§ Work to do:
1) Repeat, word for word, the passage of the Mara Wilson interview that runs from "Alfred Hitchcock once" up to and including "growing up famous.".
2) Extend the Mara Wilson interview beyond its last sentence.

§ Text block:

** Start **

After years in movies and TV shows, some child actors end up making headlines later in life for stints in rehab, or ongoing legal battles. But not all former child stars become tabloid fodder. Some leave Hollywood behind and pursue other careers.
Mara Wilson, who starred in Matilda, Mrs. Doubtfire and Miracle on 34th Street, was able to avoid the drama. Wilson, 25, graduated from New York University in 2009 and is now a writer and playwright based in New York.
In a recent piece for Cracked.com, she gives an insider's perspective on why some child stars go wild.
"They're cute, and so they're used," she tells NPR's Neal Conan. "They're smiley, and they say cute things. But people will come to loathe them because they're so cute."
Alfred Hitchcock once described actors as cattle. "That would make child actors veal," she says.
Wilson got her start in commercials before being cast as Nattie Hillard in Mrs. Doubtfire. She says acting was an "incidental hobby."
"I tried to take it seriously when I was on set and tried to be professional — as professional as a 6-year-old can be. But I don't think that I really wanted to be an actor."
Wilson did always have a dream.
"When people asked me what I was going to do when I grow up, I always said, 'I'm going to be a writer. I'm going to write screenplays. I'm going to write books. I'm going to write plays. That's what I'm going to do.' "
The self-described "recovering child actor" talks about the perils of growing up famous.
Interview Highlights
On the pressures of film shoots for children
"I had a moment when I was a child where I was filming a scene, and a soccer ball hit me in the chest, and I had to keep on going with the scene even though I was hurt, because I didn't know what else to do. And as soon as they yelled cut, I started crying. ... Everybody on the crew burst out into applause, and that made me cry harder. My mom said, 'No, don't worry, they just thought that you were being professional.' And that's the kind of thing you have to do.
"You're also in this environment where you realize that, 'Hey, I can't really make a mistake because making a mistake is going to cost time and money, and it's not going to help out the production.' So you realize, or you think, rather, as a child that this is something that can't happen: I can't make a mistake. I have to be perfect. I have to get it right all the time. And that's not a healthy mindset for a child."
On growing out of your cuteness
"You lose that praise. You lose what you had. And you are so used to it; it's almost like a drug. And all of a sudden it's like withdrawal. You just go off of it, and you feel very rejected. I write in my piece that a lot of kids feel very rejected and very uncomfortable. They're going through puberty, but imagine if the whole rest of the world was basically saying, 'Yeah, you know what, you are pretty useless. You are pretty ugly.' And there's a lot of that out there."

** End **

§ Listing:
** Start **

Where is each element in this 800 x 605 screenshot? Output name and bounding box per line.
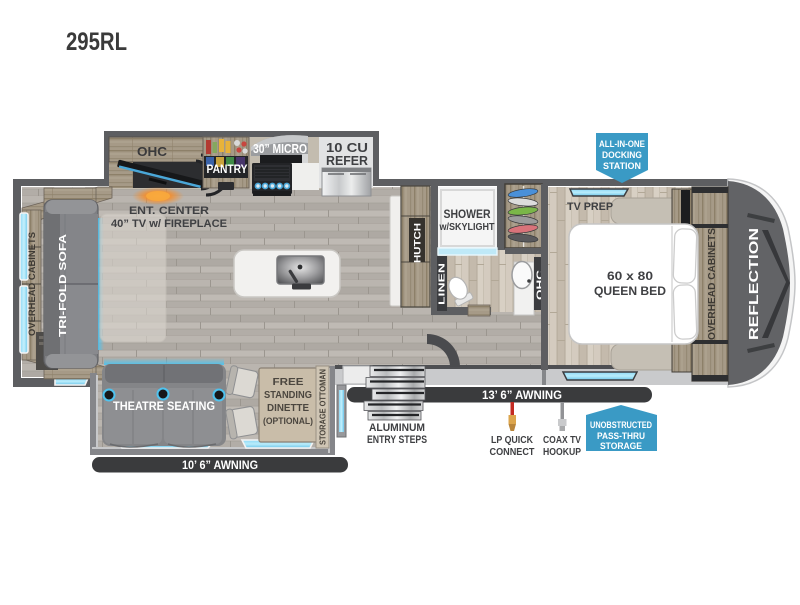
svg-text:QUEEN BED: QUEEN BED [594, 284, 666, 298]
svg-text:THEATRE SEATING: THEATRE SEATING [113, 401, 215, 413]
svg-text:PANTRY: PANTRY [207, 162, 248, 176]
svg-text:ENTRY STEPS: ENTRY STEPS [367, 434, 427, 446]
svg-text:40” TV w/ FIREPLACE: 40” TV w/ FIREPLACE [111, 218, 227, 230]
svg-text:TRI-FOLD SOFA: TRI-FOLD SOFA [57, 233, 69, 337]
svg-text:CONNECT: CONNECT [490, 446, 536, 458]
svg-text:DOCKING: DOCKING [602, 150, 642, 161]
svg-text:ENT. CENTER: ENT. CENTER [129, 205, 209, 217]
svg-text:ALUMINUM: ALUMINUM [369, 422, 425, 434]
svg-text:REFLECTION: REFLECTION [746, 228, 761, 340]
svg-text:LP QUICK: LP QUICK [491, 434, 533, 446]
svg-text:ALL-IN-ONE: ALL-IN-ONE [599, 139, 645, 150]
svg-text:STORAGE OTTOMAN: STORAGE OTTOMAN [319, 369, 328, 445]
svg-text:UNOBSTRUCTED: UNOBSTRUCTED [590, 420, 652, 431]
svg-text:DINETTE: DINETTE [267, 402, 309, 414]
svg-text:10’ 6” AWNING: 10’ 6” AWNING [182, 458, 258, 472]
svg-text:(OPTIONAL): (OPTIONAL) [263, 416, 313, 427]
svg-text:LINEN: LINEN [437, 263, 447, 305]
svg-text:OHC: OHC [137, 144, 168, 159]
svg-text:FREE: FREE [273, 376, 304, 388]
svg-text:REFER: REFER [326, 154, 368, 168]
svg-text:13’ 6” AWNING: 13’ 6” AWNING [482, 388, 562, 402]
svg-text:OVERHEAD CABINETS: OVERHEAD CABINETS [27, 232, 38, 336]
svg-text:OVERHEAD CABINETS: OVERHEAD CABINETS [707, 228, 718, 340]
svg-text:60 x 80: 60 x 80 [607, 269, 653, 283]
svg-text:30” MICRO: 30” MICRO [253, 141, 307, 156]
svg-text:w/SKYLIGHT: w/SKYLIGHT [439, 221, 495, 233]
svg-text:STANDING: STANDING [264, 389, 312, 401]
svg-text:TV PREP: TV PREP [567, 201, 613, 213]
svg-text:HUTCH: HUTCH [413, 223, 424, 263]
svg-text:COAX TV: COAX TV [543, 434, 581, 446]
svg-text:STORAGE: STORAGE [600, 441, 642, 452]
svg-text:SHOWER: SHOWER [444, 209, 492, 221]
svg-text:295RL: 295RL [66, 28, 127, 56]
svg-text:10 CU: 10 CU [326, 141, 368, 155]
svg-text:HOOKUP: HOOKUP [543, 446, 581, 458]
svg-text:STATION: STATION [603, 161, 641, 172]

** End **

§ Outputs by task:
1)
Alfred Hitchcock once described actors as cattle. "That would make child actors veal," she says.
Wilson got her start in commercials before being cast as Nattie Hillard in Mrs. Doubtfire. She says acting was an "incidental hobby."
"I tried to take it seriously when I was on set and tried to be professional — as professional as a 6-year-old can be. But I don't think that I really wanted to be an actor."
Wilson did always have a dream.
"When people asked me what I was going to do when I grow up, I always said, 'I'm going to be a writer. I'm going to write screenplays. I'm going to write books. I'm going to write plays. That's what I'm going to do.' "
The self-described "recovering child actor" talks about the perils of growing up famous.

2)
On the celebrity culture surrounding child actors
"Child stars are a very easy target. And I accept that myself. And it's funny because, I mean I remember when I was a kid, you know, looking at the Olsen twins and thinking, man, I'm never going to be like them. I didn't understand — and they're doing well now, but even, you know, when they were famous, I remember thinking of them as this object and not a human being. I dehumanized them. I thought of them as these objects.
"And it didn't occur to me until many years later that people saw me the same way, that they saw me as this object. And that made me understand a little bit better, 'OK ... I'm not to blame for all of the hatred that's coming my way. Or maybe I am, but only to a small extent. And that's something that I understood or I tried to understand, but I think a lot of child stars out there don't understand. And they take it very, very hard."
Transcript
NEAL CONAN, HOST:
This is TALK OF THE NATION. I'm Neal Conan.
Mara Wilson starred in several movies when she was a child, "Mrs. Doubtfire" and "Matilda" among them. Unlike some of her fellow child stars, she's moved on without stints in rehab or tabloid headlines about court appearances, but people always ask. It's a constant damned-if-you-do, damned-if-you-don't situation, she recently wrote. If former child actors bring up their past, they're washed-up opportunists shilling for attention. If they never do, they're clearly in denial just like the six-year-old Susan Mara played in the remake of "Miracle on 34th Street." Well, take my word for it, there is a Santa Claus, and she does turn out to believe him.
Writer and playwright Mara Wilson joins us now from our bureau in New York. Nice to have you with us today. Mara Wilson, are you there?
MARA WILSON: Yes, here I am. Can you hear me?
CONAN: All right. My apologies there.
(LAUGHTER)
WILSON: Oh, thank you.
CONAN: Well, technical glitch. Thanks very much for being with us. And you wrote about your experience as a child actor in an article for the website Cracked. And you wrote you're glad you weren't Olsen twins famous, but you are pretty famous.
WILSON: Well, thank you. I mean, I think that when I was child, acting was mostly just a hobby for me. It was something that my parents encouraged me to think of the way that my brothers thought of their cross-country classes, or my little sister to dance classes and art classes, and it was something like that for me. You know, the other kids were playing Little League or Pee-Wee hockey or whatever, and I was - well, I was an actor.
(LAUGHTER)
WILSON: That's the way that I saw it. So I never really realized how much of an impact that was having on other kids' lives. And still to this day, I'm not sure how much on an impact I really had.
CONAN: And you wrote in your piece that this was your choice. You didn't have a stage mom and stage dad. This was something you wanted to do.
WILSON: Yes, yes. I definitely wanted to be an actor. My oldest brother had done a little bit of acting, too, and he sort of fallen into it. My family was in a toothpaste commercial, I think, either before I was born or when I was a baby.
(LAUGHTER)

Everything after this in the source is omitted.